> EXERCISE DESCRIPTION
Reproduce the listing verbatim.

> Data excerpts

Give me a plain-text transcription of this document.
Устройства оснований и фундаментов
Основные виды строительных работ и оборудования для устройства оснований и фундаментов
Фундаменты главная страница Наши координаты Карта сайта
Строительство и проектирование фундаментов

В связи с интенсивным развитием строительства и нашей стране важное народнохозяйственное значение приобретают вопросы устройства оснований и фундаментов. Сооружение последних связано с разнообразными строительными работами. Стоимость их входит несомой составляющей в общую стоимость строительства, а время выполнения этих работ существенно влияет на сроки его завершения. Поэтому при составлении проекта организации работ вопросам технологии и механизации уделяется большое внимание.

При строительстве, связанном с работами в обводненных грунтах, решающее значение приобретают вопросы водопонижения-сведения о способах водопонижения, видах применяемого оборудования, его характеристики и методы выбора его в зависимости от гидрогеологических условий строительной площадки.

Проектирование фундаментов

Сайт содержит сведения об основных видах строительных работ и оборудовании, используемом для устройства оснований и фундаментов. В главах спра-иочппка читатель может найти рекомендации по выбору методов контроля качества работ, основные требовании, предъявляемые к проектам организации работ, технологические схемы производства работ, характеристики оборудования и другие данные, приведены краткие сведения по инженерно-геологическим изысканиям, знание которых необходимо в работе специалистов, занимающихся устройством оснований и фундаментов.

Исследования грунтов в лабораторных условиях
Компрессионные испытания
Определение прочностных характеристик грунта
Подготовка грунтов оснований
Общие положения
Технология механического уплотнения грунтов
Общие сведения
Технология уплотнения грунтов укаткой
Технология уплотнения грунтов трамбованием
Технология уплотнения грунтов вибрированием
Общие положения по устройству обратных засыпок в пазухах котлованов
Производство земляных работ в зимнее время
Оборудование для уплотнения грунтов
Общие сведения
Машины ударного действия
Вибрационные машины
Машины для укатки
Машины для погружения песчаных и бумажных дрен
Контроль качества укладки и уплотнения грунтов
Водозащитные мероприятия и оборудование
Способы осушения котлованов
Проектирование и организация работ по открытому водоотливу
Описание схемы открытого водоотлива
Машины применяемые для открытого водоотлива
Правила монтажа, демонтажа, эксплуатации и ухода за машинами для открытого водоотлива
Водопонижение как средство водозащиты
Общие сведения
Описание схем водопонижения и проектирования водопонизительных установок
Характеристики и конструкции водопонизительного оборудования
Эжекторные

> RESPONSE FOR THIS EXERCISE
Give me a plain-text transcription of this document.
Устройства оснований и фундаментов
Основные виды строительных работ и оборудования для устройства оснований и фундаментов
Фундаменты главная страница Наши координаты Карта сайта
Строительство и проектирование фундаментов

В связи с интенсивным развитием строительства и нашей стране важное народнохозяйственное значение приобретают вопросы устройства оснований и фундаментов. Сооружение последних связано с разнообразными строительными работами. Стоимость их входит несомой составляющей в общую стоимость строительства, а время выполнения этих работ существенно влияет на сроки его завершения. Поэтому при составлении проекта организации работ вопросам технологии и механизации уделяется большое внимание.

При строительстве, связанном с работами в обводненных грунтах, решающее значение приобретают вопросы водопонижения-сведения о способах водопонижения, видах применяемого оборудования, его характеристики и методы выбора его в зависимости от гидрогеологических условий строительной площадки.

Проектирование фундаментов

Сайт содержит сведения об основных видах строительных работ и оборудовании, используемом для устройства оснований и фундаментов. В главах спра-иочппка читатель может найти рекомендации по выбору методов контроля качества работ, основные требовании, предъявляемые к проектам организации работ, технологические схемы производства работ, характеристики оборудования и другие данные, приведены краткие сведения по инженерно-геологическим изысканиям, знание которых необходимо в работе специалистов, занимающихся устройством оснований и фундаментов.

Исследования грунтов в лабораторных условиях
Компрессионные испытания
Определение прочностных характеристик грунта
Подготовка грунтов оснований
Общие положения
Технология механического уплотнения грунтов
Общие сведения
Технология уплотнения грунтов укаткой
Технология уплотнения грунтов трамбованием
Технология уплотнения грунтов вибрированием
Общие положения по устройству обратных засыпок в пазухах котлованов
Производство земляных работ в зимнее время
Оборудование для уплотнения грунтов
Общие сведения
Машины ударного действия
Вибрационные машины
Машины для укатки
Машины для погружения песчаных и бумажных дрен
Контроль качества укладки и уплотнения грунтов
Водозащитные мероприятия и оборудование
Способы осушения котлованов
Проектирование и организация работ по открытому водоотливу
Описание схемы открытого водоотлива
Машины применяемые для открытого водоотлива
Правила монтажа, демонтажа, эксплуатации и ухода за машинами для открытого водоотлива
Водопонижение как средство водозащиты
Общие сведения
Описание схем водопонижения и проектирования водопонизительных установок
Характеристики и конструкции водопонизительного оборудования
Эжекторные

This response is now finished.